WORK TO BE COMPLETED: Write out every entry word for word.

GIVEN RECORDS:
=======

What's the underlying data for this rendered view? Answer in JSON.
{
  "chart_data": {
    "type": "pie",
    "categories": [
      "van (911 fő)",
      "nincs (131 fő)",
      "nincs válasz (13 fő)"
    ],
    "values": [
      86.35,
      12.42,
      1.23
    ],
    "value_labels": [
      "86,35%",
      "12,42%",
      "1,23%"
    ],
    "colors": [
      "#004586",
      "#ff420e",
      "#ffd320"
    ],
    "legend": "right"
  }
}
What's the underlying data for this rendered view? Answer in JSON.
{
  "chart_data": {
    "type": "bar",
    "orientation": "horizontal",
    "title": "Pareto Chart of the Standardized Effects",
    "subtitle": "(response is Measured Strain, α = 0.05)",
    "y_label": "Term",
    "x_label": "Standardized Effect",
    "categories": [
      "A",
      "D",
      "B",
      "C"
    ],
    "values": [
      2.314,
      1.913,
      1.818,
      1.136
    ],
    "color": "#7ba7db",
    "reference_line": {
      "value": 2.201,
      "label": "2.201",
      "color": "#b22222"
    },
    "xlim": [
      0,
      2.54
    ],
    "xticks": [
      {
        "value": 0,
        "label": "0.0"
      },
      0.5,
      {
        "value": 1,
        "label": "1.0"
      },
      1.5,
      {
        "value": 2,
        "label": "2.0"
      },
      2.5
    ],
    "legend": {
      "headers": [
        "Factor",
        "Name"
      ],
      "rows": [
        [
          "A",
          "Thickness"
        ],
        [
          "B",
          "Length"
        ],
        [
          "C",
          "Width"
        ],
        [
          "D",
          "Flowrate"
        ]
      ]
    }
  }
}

=======

RESULT:
What's the underlying data for this rendered view? Answer in JSON.
{
  "chart_data": {
    "type": "pie",
    "categories": [
      "van (911 fő)",
      "nincs (131 fő)",
      "nincs válasz (13 fő)"
    ],
    "values": [
      86.35,
      12.42,
      1.23
    ],
    "value_labels": [
      "86,35%",
      "12,42%",
      "1,23%"
    ],
    "colors": [
      "#004586",
      "#ff420e",
      "#ffd320"
    ],
    "legend": "right"
  }
}
What's the underlying data for this rendered view? Answer in JSON.
{
  "chart_data": {
    "type": "bar",
    "orientation": "horizontal",
    "title": "Pareto Chart of the Standardized Effects",
    "subtitle": "(response is Measured Strain, α = 0.05)",
    "y_label": "Term",
    "x_label": "Standardized Effect",
    "categories": [
      "A",
      "D",
      "B",
      "C"
    ],
    "values": [
      2.314,
      1.913,
      1.818,
      1.136
    ],
    "color": "#7ba7db",
    "reference_line": {
      "value": 2.201,
      "label": "2.201",
      "color": "#b22222"
    },
    "xlim": [
      0,
      2.54
    ],
    "xticks": [
      {
        "value": 0,
        "label": "0.0"
      },
      0.5,
      {
        "value": 1,
        "label": "1.0"
      },
      1.5,
      {
        "value": 2,
        "label": "2.0"
      },
      2.5
    ],
    "legend": {
      "headers": [
        "Factor",
        "Name"
      ],
      "rows": [
        [
          "A",
          "Thickness"
        ],
        [
          "B",
          "Length"
        ],
        [
          "C",
          "Width"
        ],
        [
          "D",
          "Flowrate"
        ]
      ]
    }
  }
}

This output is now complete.